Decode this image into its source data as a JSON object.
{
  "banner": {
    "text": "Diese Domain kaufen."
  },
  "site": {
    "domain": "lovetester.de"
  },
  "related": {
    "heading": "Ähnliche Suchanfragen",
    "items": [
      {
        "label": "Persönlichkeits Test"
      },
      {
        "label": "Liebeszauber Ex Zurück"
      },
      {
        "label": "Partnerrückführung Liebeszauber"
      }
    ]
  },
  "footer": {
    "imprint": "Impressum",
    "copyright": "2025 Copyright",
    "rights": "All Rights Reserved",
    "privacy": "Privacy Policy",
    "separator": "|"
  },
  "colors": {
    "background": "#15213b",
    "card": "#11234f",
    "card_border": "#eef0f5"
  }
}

-*-*-

▶ [WHAT TO WORK ON]: Nothing should be changed: write out all of the data as is.

▶ [EXERCISE OUTPUT]:
Decode this image into its source data as a JSON object.
{
  "banner": {
    "text": "Diese Domain kaufen."
  },
  "site": {
    "domain": "lovetester.de"
  },
  "related": {
    "heading": "Ähnliche Suchanfragen",
    "items": [
      {
        "label": "Persönlichkeits Test"
      },
      {
        "label": "Liebeszauber Ex Zurück"
      },
      {
        "label": "Partnerrückführung Liebeszauber"
      }
    ]
  },
  "footer": {
    "imprint": "Impressum",
    "copyright": "2025 Copyright",
    "rights": "All Rights Reserved",
    "privacy": "Privacy Policy",
    "separator": "|"
  },
  "colors": {
    "background": "#15213b",
    "card": "#11234f",
    "card_border": "#eef0f5"
  }
}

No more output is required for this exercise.